## Records provided
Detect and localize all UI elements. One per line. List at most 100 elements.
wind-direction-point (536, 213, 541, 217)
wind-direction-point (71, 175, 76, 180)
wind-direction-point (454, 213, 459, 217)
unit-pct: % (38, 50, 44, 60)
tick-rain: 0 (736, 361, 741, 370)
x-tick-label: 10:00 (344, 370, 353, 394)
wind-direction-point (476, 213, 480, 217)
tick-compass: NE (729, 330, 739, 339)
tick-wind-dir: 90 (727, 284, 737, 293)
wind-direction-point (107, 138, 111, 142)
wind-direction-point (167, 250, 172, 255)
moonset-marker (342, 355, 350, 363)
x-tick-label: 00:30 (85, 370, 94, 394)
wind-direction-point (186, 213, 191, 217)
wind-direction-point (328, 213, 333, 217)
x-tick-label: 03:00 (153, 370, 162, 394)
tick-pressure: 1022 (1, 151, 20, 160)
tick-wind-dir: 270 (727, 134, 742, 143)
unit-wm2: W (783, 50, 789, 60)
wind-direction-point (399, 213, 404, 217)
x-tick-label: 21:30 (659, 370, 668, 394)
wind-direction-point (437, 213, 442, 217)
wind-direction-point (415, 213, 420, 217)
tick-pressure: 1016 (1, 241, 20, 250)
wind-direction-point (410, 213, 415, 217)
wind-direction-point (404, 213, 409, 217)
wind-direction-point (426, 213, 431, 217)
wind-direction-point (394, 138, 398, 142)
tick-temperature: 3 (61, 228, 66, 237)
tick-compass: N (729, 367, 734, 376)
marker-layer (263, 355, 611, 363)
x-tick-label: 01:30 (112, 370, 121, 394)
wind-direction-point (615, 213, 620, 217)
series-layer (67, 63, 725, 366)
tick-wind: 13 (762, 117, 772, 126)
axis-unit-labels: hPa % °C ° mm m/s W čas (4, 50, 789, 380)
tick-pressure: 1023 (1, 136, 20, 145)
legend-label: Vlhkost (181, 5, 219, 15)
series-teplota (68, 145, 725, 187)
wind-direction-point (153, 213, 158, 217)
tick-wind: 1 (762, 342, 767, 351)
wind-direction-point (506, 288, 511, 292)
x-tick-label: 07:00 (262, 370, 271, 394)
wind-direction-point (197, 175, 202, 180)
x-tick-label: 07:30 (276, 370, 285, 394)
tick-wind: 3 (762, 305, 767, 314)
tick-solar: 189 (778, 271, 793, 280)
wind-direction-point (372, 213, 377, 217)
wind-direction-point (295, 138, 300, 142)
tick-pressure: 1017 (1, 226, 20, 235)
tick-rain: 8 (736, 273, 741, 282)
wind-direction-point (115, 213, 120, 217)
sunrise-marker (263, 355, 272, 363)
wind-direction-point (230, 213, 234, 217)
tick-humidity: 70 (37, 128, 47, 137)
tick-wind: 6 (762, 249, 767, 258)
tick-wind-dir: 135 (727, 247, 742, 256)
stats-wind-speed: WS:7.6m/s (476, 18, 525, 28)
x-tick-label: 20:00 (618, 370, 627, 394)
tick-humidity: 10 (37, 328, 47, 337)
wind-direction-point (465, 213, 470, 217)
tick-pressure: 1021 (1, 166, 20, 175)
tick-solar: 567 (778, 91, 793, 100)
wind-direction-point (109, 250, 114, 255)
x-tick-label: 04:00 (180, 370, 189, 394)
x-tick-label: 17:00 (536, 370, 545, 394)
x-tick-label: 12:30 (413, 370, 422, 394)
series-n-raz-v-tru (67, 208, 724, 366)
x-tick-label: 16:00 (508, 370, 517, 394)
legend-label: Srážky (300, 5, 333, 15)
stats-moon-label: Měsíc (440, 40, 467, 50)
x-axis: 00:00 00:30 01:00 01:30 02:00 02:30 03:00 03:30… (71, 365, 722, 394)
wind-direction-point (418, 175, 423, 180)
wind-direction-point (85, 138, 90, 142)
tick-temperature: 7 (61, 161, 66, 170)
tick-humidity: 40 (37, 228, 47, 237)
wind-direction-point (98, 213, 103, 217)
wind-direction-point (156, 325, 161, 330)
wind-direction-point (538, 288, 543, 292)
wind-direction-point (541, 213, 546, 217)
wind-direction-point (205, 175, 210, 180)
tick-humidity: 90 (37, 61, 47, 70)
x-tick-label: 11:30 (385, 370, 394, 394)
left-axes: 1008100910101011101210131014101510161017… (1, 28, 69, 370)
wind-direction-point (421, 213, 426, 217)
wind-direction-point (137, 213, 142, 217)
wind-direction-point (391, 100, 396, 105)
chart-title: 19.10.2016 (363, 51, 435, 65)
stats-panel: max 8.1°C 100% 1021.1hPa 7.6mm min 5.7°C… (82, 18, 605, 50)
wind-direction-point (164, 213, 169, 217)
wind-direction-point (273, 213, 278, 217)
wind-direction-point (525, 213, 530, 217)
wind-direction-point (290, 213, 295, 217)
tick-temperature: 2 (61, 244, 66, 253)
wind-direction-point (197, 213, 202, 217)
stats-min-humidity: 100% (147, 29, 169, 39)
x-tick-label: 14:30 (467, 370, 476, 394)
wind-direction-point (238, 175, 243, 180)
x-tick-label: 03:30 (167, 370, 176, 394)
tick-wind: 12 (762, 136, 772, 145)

## Exercise brief
Set down every one of the lines above, from the very first down to the line containing "wind-direction-point (167, 250, 172, 255)", both ends included, reproducing each one character for character.

## Finished answer
Detect and localize all UI elements. One per line. List at most 100 elements.
wind-direction-point (536, 213, 541, 217)
wind-direction-point (71, 175, 76, 180)
wind-direction-point (454, 213, 459, 217)
unit-pct: % (38, 50, 44, 60)
tick-rain: 0 (736, 361, 741, 370)
x-tick-label: 10:00 (344, 370, 353, 394)
wind-direction-point (476, 213, 480, 217)
tick-compass: NE (729, 330, 739, 339)
tick-wind-dir: 90 (727, 284, 737, 293)
wind-direction-point (107, 138, 111, 142)
wind-direction-point (167, 250, 172, 255)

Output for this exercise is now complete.